The convenient stores in Taiwan are magic.
A ceaseless support system for the city as a whole. A pea-tree dish where one day another universe will likely be born.
Those wonderful bastards.
The Clerks who captain the ship day in and out are akin to the barkeeps of days long passed. They know everyone and everything happening in their small but overwhelmingly complicated corner of the city.
He’s your priest. Your confidante. Your comrade. He casts no judgement and is the supplier of vices when only your latest addiction will do.
Nobody dares to get on the bad side of a Clerk.
The clerk knows that Bob down the street is cheating on his wife every Monday and Thursday when Bob comes peppily strutting into the store for his weekly supply cache of condoms and wine, dressed in a suit his wife hasn’t seen since their honeymoon, spending money that should be sitting in an emergency fund for when Bob’s legs can no longer bare to support his fat ass.
He knows Bobs wife also, he sees her buying milk for their three children. She always talks about how good of a man Bob is.

======

■ WHAT NEEDS TO BE DONE: Continue the passage about Taiwan's convenience stores and their clerks, starting after its final sentence.

■ DATA:
======

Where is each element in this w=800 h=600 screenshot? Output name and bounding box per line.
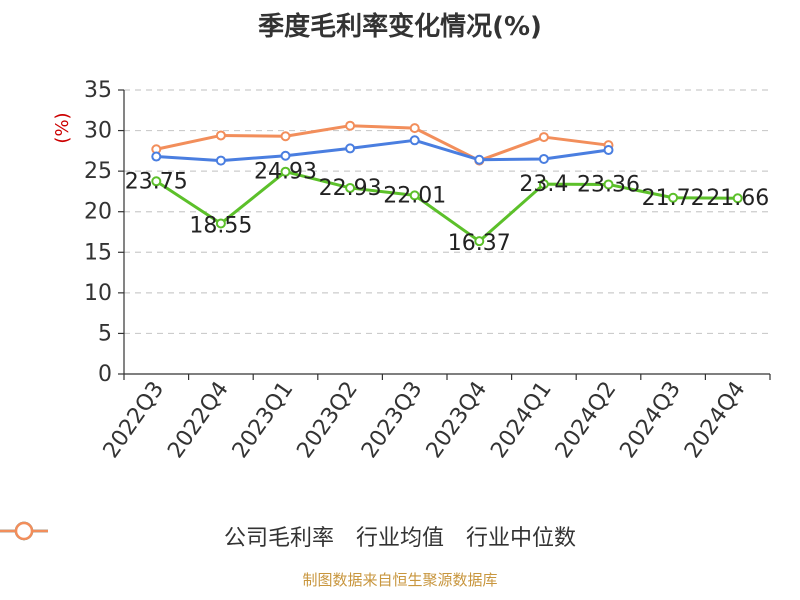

======

■ EXERCISE RESULT:
But the clerk knows the truth, that Bob is fuckin asshole.
Bob’s mistress is no mystery to the clerk either, in fact, everybody knows her. She’s getting in and out of cars all day long, making frequent calls on the payphone next to the cash register.
Try as he might, the clerk cannot keep himself from hearing the vile conversations she has with her customers as she tries to negotiate a fair price for whatever vile act the patron on the other line is trying to explain.
The clerk also knows your kids.
Remember when little Ralph went to that sleepover last Friday night, and came home with a fever the following day?
The clerk knows better.
He knows that little Ralph is up all night smoking and drinking with his fellow knuckle dragging winning team, and that they come into the store looking only to cause a disturbance late at night.
Isn’t it strange how your little Ralph never makes eye contact with the clerk?
A fight broke out
Between two clearly homeless ladies right in front of a family store not long ago. I saw it with my own eyes.
It should be mentioned, however, that an outward expression of anger or aggression is extremely uncommon in this Country.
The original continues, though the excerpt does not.